Data provided
--------------------------------

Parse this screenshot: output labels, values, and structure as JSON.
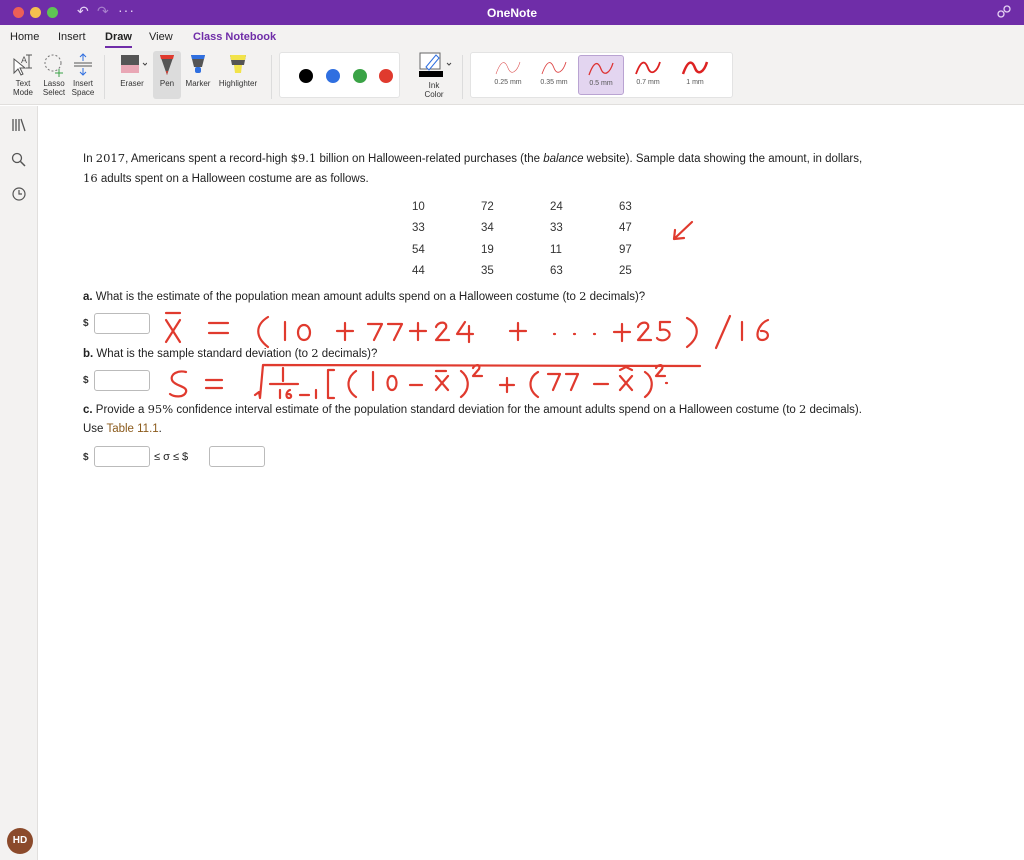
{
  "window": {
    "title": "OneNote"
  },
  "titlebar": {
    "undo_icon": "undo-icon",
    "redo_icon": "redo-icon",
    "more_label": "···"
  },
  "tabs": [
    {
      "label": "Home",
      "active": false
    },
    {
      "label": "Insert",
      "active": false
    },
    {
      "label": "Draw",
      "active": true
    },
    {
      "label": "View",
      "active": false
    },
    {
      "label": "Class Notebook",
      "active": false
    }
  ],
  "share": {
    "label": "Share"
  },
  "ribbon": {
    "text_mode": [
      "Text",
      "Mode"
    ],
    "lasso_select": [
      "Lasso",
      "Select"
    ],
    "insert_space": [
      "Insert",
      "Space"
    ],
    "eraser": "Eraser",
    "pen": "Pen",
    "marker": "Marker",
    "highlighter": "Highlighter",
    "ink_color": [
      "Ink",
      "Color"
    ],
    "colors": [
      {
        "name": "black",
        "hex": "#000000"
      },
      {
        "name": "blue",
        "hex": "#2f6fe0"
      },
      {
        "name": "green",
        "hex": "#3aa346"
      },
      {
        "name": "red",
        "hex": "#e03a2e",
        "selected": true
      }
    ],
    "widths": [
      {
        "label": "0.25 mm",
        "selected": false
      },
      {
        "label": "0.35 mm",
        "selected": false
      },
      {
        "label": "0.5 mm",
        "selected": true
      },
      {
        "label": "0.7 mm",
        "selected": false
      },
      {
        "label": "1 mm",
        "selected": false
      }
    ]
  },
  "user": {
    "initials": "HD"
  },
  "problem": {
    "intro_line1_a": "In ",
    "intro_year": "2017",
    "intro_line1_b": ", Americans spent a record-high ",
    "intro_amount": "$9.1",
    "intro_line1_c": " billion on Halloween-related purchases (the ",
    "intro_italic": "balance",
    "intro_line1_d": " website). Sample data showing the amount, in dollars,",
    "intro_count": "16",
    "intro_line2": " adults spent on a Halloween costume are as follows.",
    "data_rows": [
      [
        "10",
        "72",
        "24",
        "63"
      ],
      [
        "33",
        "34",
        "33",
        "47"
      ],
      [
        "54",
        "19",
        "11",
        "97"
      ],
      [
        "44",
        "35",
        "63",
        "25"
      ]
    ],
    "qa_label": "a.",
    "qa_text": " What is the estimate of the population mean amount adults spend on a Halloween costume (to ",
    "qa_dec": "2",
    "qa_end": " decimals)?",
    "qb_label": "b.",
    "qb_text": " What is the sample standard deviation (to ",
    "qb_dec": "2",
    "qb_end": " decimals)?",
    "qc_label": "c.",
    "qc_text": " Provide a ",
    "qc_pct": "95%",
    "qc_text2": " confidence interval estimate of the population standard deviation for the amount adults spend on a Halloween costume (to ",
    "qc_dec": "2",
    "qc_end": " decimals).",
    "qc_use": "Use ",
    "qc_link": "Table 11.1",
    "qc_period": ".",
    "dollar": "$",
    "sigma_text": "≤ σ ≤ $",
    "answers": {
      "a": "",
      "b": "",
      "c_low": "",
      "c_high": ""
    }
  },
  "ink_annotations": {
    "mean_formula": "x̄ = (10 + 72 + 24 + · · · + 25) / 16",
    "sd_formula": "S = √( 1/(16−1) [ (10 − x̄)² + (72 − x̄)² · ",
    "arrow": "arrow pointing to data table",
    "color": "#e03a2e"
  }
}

--------------------------------

What you should do
Go through the entries above and print each one exactly, minus the pictures.

Exercise response
Parse this screenshot: output labels, values, and structure as JSON.
{
  "window": {
    "title": "OneNote"
  },
  "titlebar": {
    "undo_icon": "undo-icon",
    "redo_icon": "redo-icon",
    "more_label": "···"
  },
  "tabs": [
    {
      "label": "Home",
      "active": false
    },
    {
      "label": "Insert",
      "active": false
    },
    {
      "label": "Draw",
      "active": true
    },
    {
      "label": "View",
      "active": false
    },
    {
      "label": "Class Notebook",
      "active": false
    }
  ],
  "share": {
    "label": "Share"
  },
  "ribbon": {
    "text_mode": [
      "Text",
      "Mode"
    ],
    "lasso_select": [
      "Lasso",
      "Select"
    ],
    "insert_space": [
      "Insert",
      "Space"
    ],
    "eraser": "Eraser",
    "pen": "Pen",
    "marker": "Marker",
    "highlighter": "Highlighter",
    "ink_color": [
      "Ink",
      "Color"
    ],
    "colors": [
      {
        "name": "black",
        "hex": "#000000"
      },
      {
        "name": "blue",
        "hex": "#2f6fe0"
      },
      {
        "name": "green",
        "hex": "#3aa346"
      },
      {
        "name": "red",
        "hex": "#e03a2e",
        "selected": true
      }
    ],
    "widths": [
      {
        "label": "0.25 mm",
        "selected": false
      },
      {
        "label": "0.35 mm",
        "selected": false
      },
      {
        "label": "0.5 mm",
        "selected": true
      },
      {
        "label": "0.7 mm",
        "selected": false
      },
      {
        "label": "1 mm",
        "selected": false
      }
    ]
  },
  "user": {
    "initials": "HD"
  },
  "problem": {
    "intro_line1_a": "In ",
    "intro_year": "2017",
    "intro_line1_b": ", Americans spent a record-high ",
    "intro_amount": "$9.1",
    "intro_line1_c": " billion on Halloween-related purchases (the ",
    "intro_italic": "balance",
    "intro_line1_d": " website). Sample data showing the amount, in dollars,",
    "intro_count": "16",
    "intro_line2": " adults spent on a Halloween costume are as follows.",
    "data_rows": [
      [
        "10",
        "72",
        "24",
        "63"
      ],
      [
        "33",
        "34",
        "33",
        "47"
      ],
      [
        "54",
        "19",
        "11",
        "97"
      ],
      [
        "44",
        "35",
        "63",
        "25"
      ]
    ],
    "qa_label": "a.",
    "qa_text": " What is the estimate of the population mean amount adults spend on a Halloween costume (to ",
    "qa_dec": "2",
    "qa_end": " decimals)?",
    "qb_label": "b.",
    "qb_text": " What is the sample standard deviation (to ",
    "qb_dec": "2",
    "qb_end": " decimals)?",
    "qc_label": "c.",
    "qc_text": " Provide a ",
    "qc_pct": "95%",
    "qc_text2": " confidence interval estimate of the population standard deviation for the amount adults spend on a Halloween costume (to ",
    "qc_dec": "2",
    "qc_end": " decimals).",
    "qc_use": "Use ",
    "qc_link": "Table 11.1",
    "qc_period": ".",
    "dollar": "$",
    "sigma_text": "≤ σ ≤ $",
    "answers": {
      "a": "",
      "b": "",
      "c_low": "",
      "c_high": ""
    }
  },
  "ink_annotations": {
    "mean_formula": "x̄ = (10 + 72 + 24 + · · · + 25) / 16",
    "sd_formula": "S = √( 1/(16−1) [ (10 − x̄)² + (72 − x̄)² · ",
    "arrow": "arrow pointing to data table",
    "color": "#e03a2e"
  }
}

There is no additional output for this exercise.